SUPPLIED ENTRIES
.....
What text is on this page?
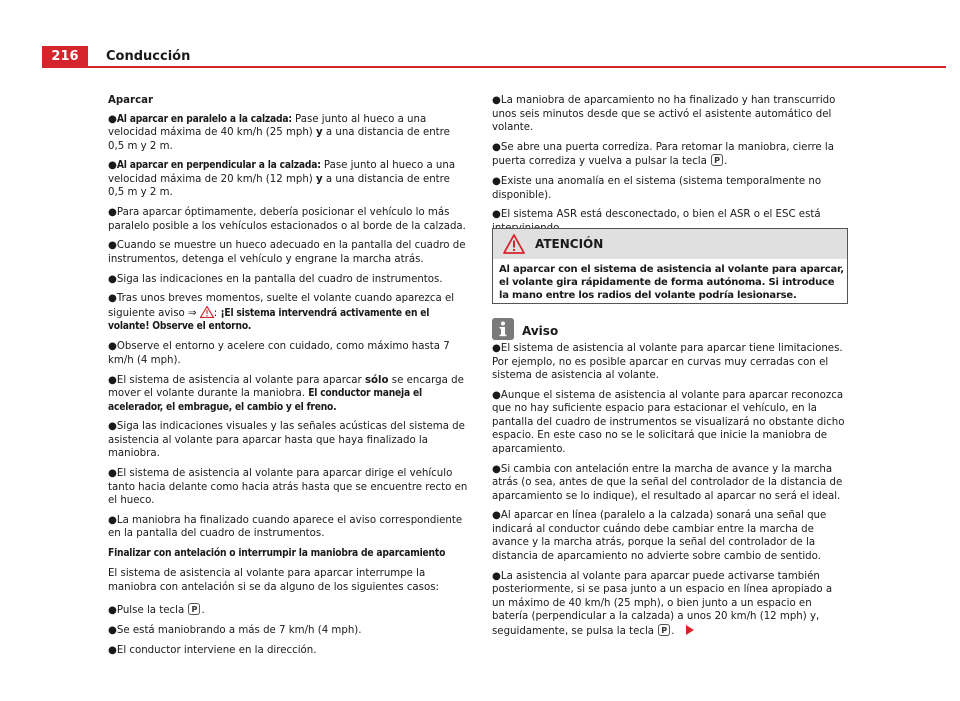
216	Conducción
Aparcar
●Al aparcar en paralelo a la calzada: Pase junto al hueco a una velocidad máxima de 40 km/h (25 mph) y a una distancia de entre 0,5 m y 2 m.
●Al aparcar en perpendicular a la calzada: Pase junto al hueco a una velocidad máxima de 20 km/h (12 mph) y a una distancia de entre 0,5 m y 2 m.
●Para aparcar óptimamente, debería posicionar el vehículo lo más paralelo posible a los vehículos estacionados o al borde de la calzada.
●Cuando se muestre un hueco adecuado en la pantalla del cuadro de instrumentos, detenga el vehículo y engrane la marcha atrás.
●Siga las indicaciones en la pantalla del cuadro de instrumentos.
●Tras unos breves momentos, suelte el volante cuando aparezca el siguiente aviso ⇒ : ¡El sistema intervendrá activamente en el volante! Observe el entorno.
●Observe el entorno y acelere con cuidado, como máximo hasta 7 km/h (4 mph).
●El sistema de asistencia al volante para aparcar sólo se encarga de mover el volante durante la maniobra. El conductor maneja el acelerador, el embrague, el cambio y el freno.
●Siga las indicaciones visuales y las señales acústicas del sistema de asistencia al volante para aparcar hasta que haya finalizado la maniobra.
●El sistema de asistencia al volante para aparcar dirige el vehículo tanto hacia delante como hacia atrás hasta que se encuentre recto en el hueco.
●La maniobra ha finalizado cuando aparece el aviso correspondiente en la pantalla del cuadro de instrumentos.
Finalizar con antelación o interrumpir la maniobra de aparcamiento
El sistema de asistencia al volante para aparcar interrumpe la maniobra con antelación si se da alguno de los siguientes casos:
●Pulse la tecla P.
●Se está maniobrando a más de 7 km/h (4 mph).
●El conductor interviene en la dirección.
●La maniobra de aparcamiento no ha finalizado y han transcurrido unos seis minutos desde que se activó el asistente automático del volante.
●Se abre una puerta corrediza. Para retomar la maniobra, cierre la puerta corrediza y vuelva a pulsar la tecla P.
●Existe una anomalía en el sistema (sistema temporalmente no disponible).
●El sistema ASR está desconectado, o bien el ASR o el ESC está
ATENCIÓN
Al aparcar con el sistema de asistencia al volante para aparcar, el volante gira rápidamente de forma autónoma. Si introduce la mano entre los radios del volante podría lesionarse.
Aviso
●El sistema de asistencia al volante para aparcar tiene limitaciones. Por ejemplo, no es posible aparcar en curvas muy cerradas con el sistema de asistencia al volante.
●Aunque el sistema de asistencia al volante para aparcar reconozca que no hay suficiente espacio para estacionar el vehículo, en la pantalla del cuadro de instrumentos se visualizará no obstante dicho espacio. En este caso no se le solicitará que inicie la maniobra de aparcamiento.
●Si cambia con antelación entre la marcha de avance y la marcha atrás (o sea, antes de que la señal del controlador de la distancia de aparcamiento se lo indique), el resultado al aparcar no será el ideal.
●Al aparcar en línea (paralelo a la calzada) sonará una señal que indicará al conductor cuándo debe cambiar entre la marcha de avance y la marcha atrás, porque la señal del controlador de la distancia de aparcamiento no advierte sobre cambio de sentido.
●La asistencia al volante para aparcar puede activarse también posteriormente, si se pasa junto a un espacio en línea apropiado a un máximo de 40 km/h (25 mph), o bien junto a un espacio en batería (perpendicular a la calzada) a unos 20 km/h (12 mph) y, seguidamente, se pulsa la tecla P.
.....
WHAT THE TASK ASKS
Return each line from the material above exactly, but not the pictures.

COMPLETE OUTPUT
What text is on this page?
216	Conducción
Aparcar
●Al aparcar en paralelo a la calzada: Pase junto al hueco a una velocidad máxima de 40 km/h (25 mph) y a una distancia de entre 0,5 m y 2 m.
●Al aparcar en perpendicular a la calzada: Pase junto al hueco a una velocidad máxima de 20 km/h (12 mph) y a una distancia de entre 0,5 m y 2 m.
●Para aparcar óptimamente, debería posicionar el vehículo lo más paralelo posible a los vehículos estacionados o al borde de la calzada.
●Cuando se muestre un hueco adecuado en la pantalla del cuadro de instrumentos, detenga el vehículo y engrane la marcha atrás.
●Siga las indicaciones en la pantalla del cuadro de instrumentos.
●Tras unos breves momentos, suelte el volante cuando aparezca el siguiente aviso ⇒ : ¡El sistema intervendrá activamente en el volante! Observe el entorno.
●Observe el entorno y acelere con cuidado, como máximo hasta 7 km/h (4 mph).
●El sistema de asistencia al volante para aparcar sólo se encarga de mover el volante durante la maniobra. El conductor maneja el acelerador, el embrague, el cambio y el freno.
●Siga las indicaciones visuales y las señales acústicas del sistema de asistencia al volante para aparcar hasta que haya finalizado la maniobra.
●El sistema de asistencia al volante para aparcar dirige el vehículo tanto hacia delante como hacia atrás hasta que se encuentre recto en el hueco.
●La maniobra ha finalizado cuando aparece el aviso correspondiente en la pantalla del cuadro de instrumentos.
Finalizar con antelación o interrumpir la maniobra de aparcamiento
El sistema de asistencia al volante para aparcar interrumpe la maniobra con antelación si se da alguno de los siguientes casos:
●Pulse la tecla P.
●Se está maniobrando a más de 7 km/h (4 mph).
●El conductor interviene en la dirección.
●La maniobra de aparcamiento no ha finalizado y han transcurrido unos seis minutos desde que se activó el asistente automático del volante.
●Se abre una puerta corrediza. Para retomar la maniobra, cierre la puerta corrediza y vuelva a pulsar la tecla P.
●Existe una anomalía en el sistema (sistema temporalmente no disponible).
●El sistema ASR está desconectado, o bien el ASR o el ESC está
ATENCIÓN
Al aparcar con el sistema de asistencia al volante para aparcar, el volante gira rápidamente de forma autónoma. Si introduce la mano entre los radios del volante podría lesionarse.
Aviso
●El sistema de asistencia al volante para aparcar tiene limitaciones. Por ejemplo, no es posible aparcar en curvas muy cerradas con el sistema de asistencia al volante.
●Aunque el sistema de asistencia al volante para aparcar reconozca que no hay suficiente espacio para estacionar el vehículo, en la pantalla del cuadro de instrumentos se visualizará no obstante dicho espacio. En este caso no se le solicitará que inicie la maniobra de aparcamiento.
●Si cambia con antelación entre la marcha de avance y la marcha atrás (o sea, antes de que la señal del controlador de la distancia de aparcamiento se lo indique), el resultado al aparcar no será el ideal.
●Al aparcar en línea (paralelo a la calzada) sonará una señal que indicará al conductor cuándo debe cambiar entre la marcha de avance y la marcha atrás, porque la señal del controlador de la distancia de aparcamiento no advierte sobre cambio de sentido.
●La asistencia al volante para aparcar puede activarse también posteriormente, si se pasa junto a un espacio en línea apropiado a un máximo de 40 km/h (25 mph), o bien junto a un espacio en batería (perpendicular a la calzada) a unos 20 km/h (12 mph) y, seguidamente, se pulsa la tecla P.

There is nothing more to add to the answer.